■ Data rows ■
•••••
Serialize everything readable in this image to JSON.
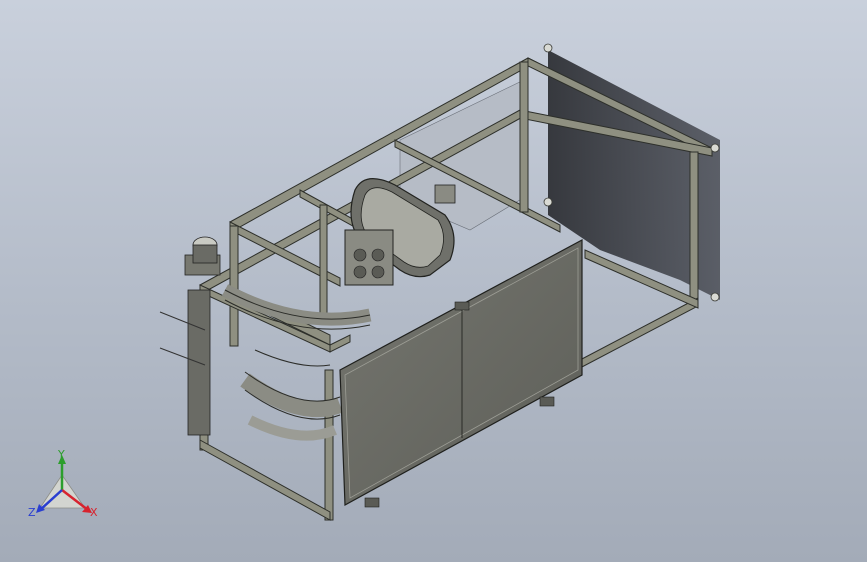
{
  "viewport": {
    "background_top": "#c9d0dc",
    "background_bottom": "#a3abb8"
  },
  "model": {
    "frame_color": "#8f9081",
    "frame_edge": "#2d2f2a",
    "panel_color": "#6c6d66",
    "shadow_color": "#3e4045",
    "chain_color": "#9b9c95"
  },
  "triad": {
    "x_label": "X",
    "y_label": "Y",
    "z_label": "Z",
    "x_color": "#d7232e",
    "y_color": "#2c9e2c",
    "z_color": "#2a3fd0"
  }
}
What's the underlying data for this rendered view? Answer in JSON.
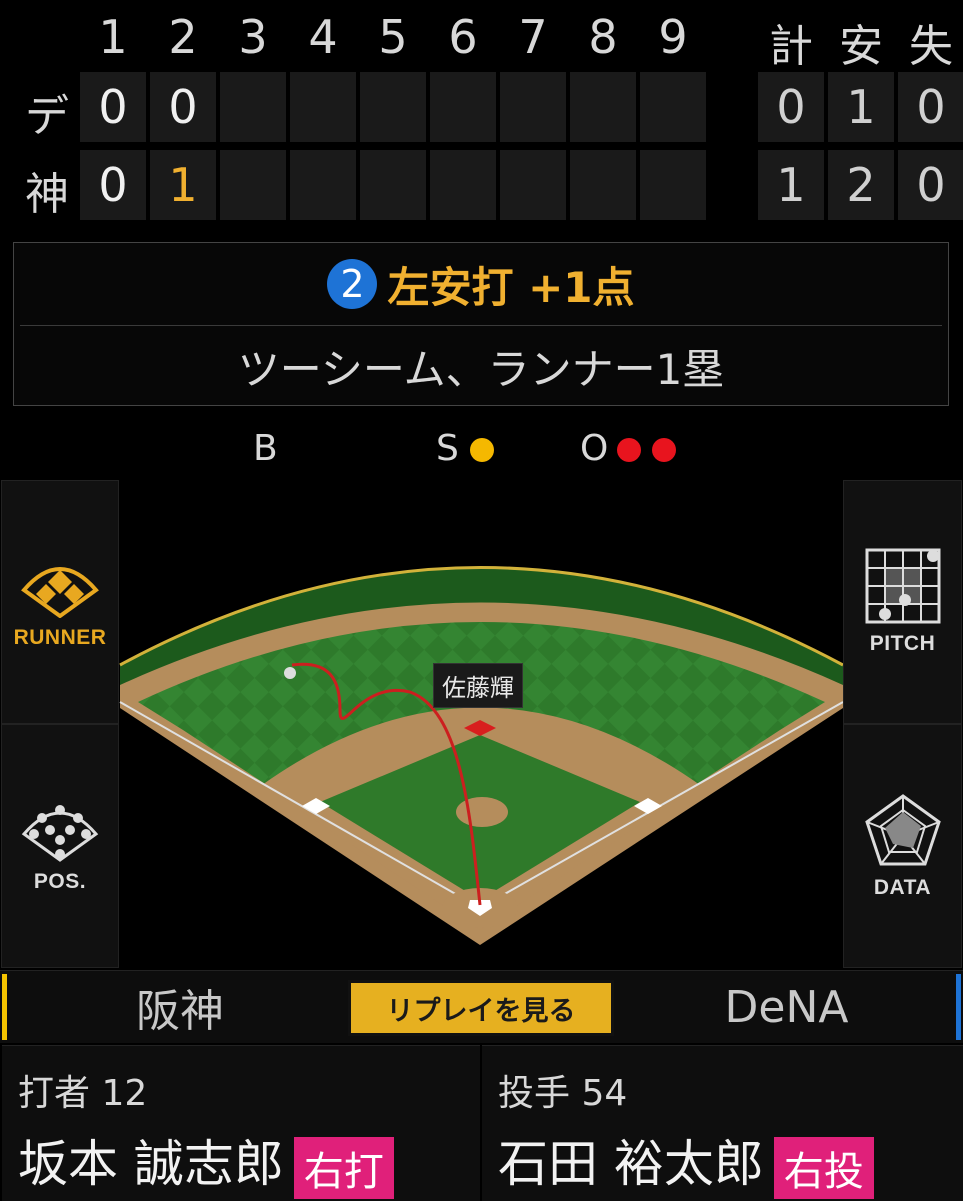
{
  "scoreboard": {
    "innings": [
      "1",
      "2",
      "3",
      "4",
      "5",
      "6",
      "7",
      "8",
      "9"
    ],
    "totals_headers": [
      "計",
      "安",
      "失"
    ],
    "away": {
      "abbr": "デ",
      "scores": [
        "0",
        "0",
        "",
        "",
        "",
        "",
        "",
        "",
        ""
      ],
      "totals": [
        "0",
        "1",
        "0"
      ]
    },
    "home": {
      "abbr": "神",
      "scores": [
        "0",
        "1",
        "",
        "",
        "",
        "",
        "",
        "",
        ""
      ],
      "totals": [
        "1",
        "2",
        "0"
      ]
    }
  },
  "play": {
    "batter_order": "2",
    "result": "左安打 +1点",
    "description": "ツーシーム、ランナー1塁"
  },
  "count": {
    "balls_label": "B",
    "balls": 0,
    "strikes_label": "S",
    "strikes": 1,
    "outs_label": "O",
    "outs": 2,
    "colors": {
      "strike": "#f5b800",
      "out": "#e8141e"
    }
  },
  "field": {
    "fielder_label": "佐藤輝",
    "colors": {
      "grass": "#2f7a2a",
      "dirt": "#b58d5c",
      "hit_path": "#cc1f1f"
    }
  },
  "side_buttons": {
    "runner": "RUNNER",
    "pitch": "PITCH",
    "pos": "POS.",
    "data": "DATA",
    "runner_color": "#e8a820"
  },
  "teams": {
    "left": "阪神",
    "right": "DeNA",
    "left_accent": "#f5c400",
    "right_accent": "#1e73d6"
  },
  "replay_button": "リプレイを見る",
  "batter": {
    "role": "打者 12",
    "name": "坂本 誠志郎",
    "hand": "右打"
  },
  "pitcher": {
    "role": "投手 54",
    "name": "石田 裕太郎",
    "hand": "右投"
  }
}
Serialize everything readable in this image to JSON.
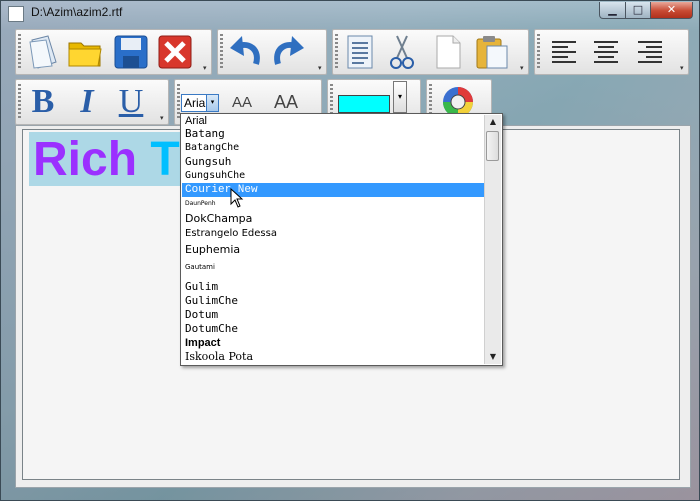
{
  "window": {
    "title": "D:\\Azim\\azim2.rtf",
    "minimize_glyph": "▁",
    "maximize_glyph": "□",
    "close_glyph": "✕"
  },
  "toolbar": {
    "file_icons": [
      "new-document-icon",
      "open-folder-icon",
      "save-icon",
      "close-icon"
    ],
    "undo_icons": [
      "undo-icon",
      "redo-icon"
    ],
    "edit_icons": [
      "select-all-icon",
      "cut-icon",
      "copy-icon",
      "paste-icon"
    ],
    "align_icons": [
      "align-left-icon",
      "align-center-icon",
      "align-right-icon"
    ],
    "bold_glyph": "B",
    "italic_glyph": "I",
    "underline_glyph": "U",
    "grow_font_label": "AA",
    "shrink_font_label": "AA",
    "overflow_glyph": "▾"
  },
  "font_combo": {
    "selected": "Arial",
    "arrow": "▾"
  },
  "color_picker": {
    "color": "#00ffff",
    "arrow": "▾"
  },
  "font_list": {
    "items": [
      "Arial",
      "Batang",
      "BatangChe",
      "Gungsuh",
      "GungsuhChe",
      "Courier New",
      "DaunPenh",
      "DokChampa",
      "Estrangelo Edessa",
      "Euphemia",
      "Gautami",
      "Gulim",
      "GulimChe",
      "Dotum",
      "DotumChe",
      "Impact",
      "Iskoola Pota"
    ],
    "selected_index": 5,
    "scroll_up": "▲",
    "scroll_down": "▼"
  },
  "document": {
    "text_part1": "Rich ",
    "text_part2": "T",
    "color1": "#9b30ff",
    "color2": "#00bfff",
    "highlight": "#add8e6"
  }
}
•••••
■ Short problem ■
From the listing, extract all text exactly as given and drop any picture.

■ Problem solution ■
Serialize everything readable in this image to JSON.
{
  "viewport": {
    "background_top": "#c9d0dc",
    "background_bottom": "#a3abb8"
  },
  "model": {
    "frame_color": "#8f9081",
    "frame_edge": "#2d2f2a",
    "panel_color": "#6c6d66",
    "shadow_color": "#3e4045",
    "chain_color": "#9b9c95"
  },
  "triad": {
    "x_label": "X",
    "y_label": "Y",
    "z_label": "Z",
    "x_color": "#d7232e",
    "y_color": "#2c9e2c",
    "z_color": "#2a3fd0"
  }
}
What's the underlying data for this rendered view? Answer in JSON.
{
  "scoreboard": {
    "innings": [
      "1",
      "2",
      "3",
      "4",
      "5",
      "6",
      "7",
      "8",
      "9"
    ],
    "totals_headers": [
      "計",
      "安",
      "失"
    ],
    "away": {
      "abbr": "デ",
      "scores": [
        "0",
        "0",
        "",
        "",
        "",
        "",
        "",
        "",
        ""
      ],
      "totals": [
        "0",
        "1",
        "0"
      ]
    },
    "home": {
      "abbr": "神",
      "scores": [
        "0",
        "1",
        "",
        "",
        "",
        "",
        "",
        "",
        ""
      ],
      "totals": [
        "1",
        "2",
        "0"
      ]
    }
  },
  "play": {
    "batter_order": "2",
    "result": "左安打 +1点",
    "description": "ツーシーム、ランナー1塁"
  },
  "count": {
    "balls_label": "B",
    "balls": 0,
    "strikes_label": "S",
    "strikes": 1,
    "outs_label": "O",
    "outs": 2,
    "colors": {
      "strike": "#f5b800",
      "out": "#e8141e"
    }
  },
  "field": {
    "fielder_label": "佐藤輝",
    "colors": {
      "grass": "#2f7a2a",
      "dirt": "#b58d5c",
      "hit_path": "#cc1f1f"
    }
  },
  "side_buttons": {
    "runner": "RUNNER",
    "pitch": "PITCH",
    "pos": "POS.",
    "data": "DATA",
    "runner_color": "#e8a820"
  },
  "teams": {
    "left": "阪神",
    "right": "DeNA",
    "left_accent": "#f5c400",
    "right_accent": "#1e73d6"
  },
  "replay_button": "リプレイを見る",
  "batter": {
    "role": "打者 12",
    "name": "坂本 誠志郎",
    "hand": "右打"
  },
  "pitcher": {
    "role": "投手 54",
    "name": "石田 裕太郎",
    "hand": "右投"
  }
}
Serialize everything readable in this image to JSON.
{
  "window": {
    "title": "D:\\Azim\\azim2.rtf",
    "minimize_glyph": "▁",
    "maximize_glyph": "□",
    "close_glyph": "✕"
  },
  "toolbar": {
    "file_icons": [
      "new-document-icon",
      "open-folder-icon",
      "save-icon",
      "close-icon"
    ],
    "undo_icons": [
      "undo-icon",
      "redo-icon"
    ],
    "edit_icons": [
      "select-all-icon",
      "cut-icon",
      "copy-icon",
      "paste-icon"
    ],
    "align_icons": [
      "align-left-icon",
      "align-center-icon",
      "align-right-icon"
    ],
    "bold_glyph": "B",
    "italic_glyph": "I",
    "underline_glyph": "U",
    "grow_font_label": "AA",
    "shrink_font_label": "AA",
    "overflow_glyph": "▾"
  },
  "font_combo": {
    "selected": "Arial",
    "arrow": "▾"
  },
  "color_picker": {
    "color": "#00ffff",
    "arrow": "▾"
  },
  "font_list": {
    "items": [
      "Arial",
      "Batang",
      "BatangChe",
      "Gungsuh",
      "GungsuhChe",
      "Courier New",
      "DaunPenh",
      "DokChampa",
      "Estrangelo Edessa",
      "Euphemia",
      "Gautami",
      "Gulim",
      "GulimChe",
      "Dotum",
      "DotumChe",
      "Impact",
      "Iskoola Pota"
    ],
    "selected_index": 5,
    "scroll_up": "▲",
    "scroll_down": "▼"
  },
  "document": {
    "text_part1": "Rich ",
    "text_part2": "T",
    "color1": "#9b30ff",
    "color2": "#00bfff",
    "highlight": "#add8e6"
  }
}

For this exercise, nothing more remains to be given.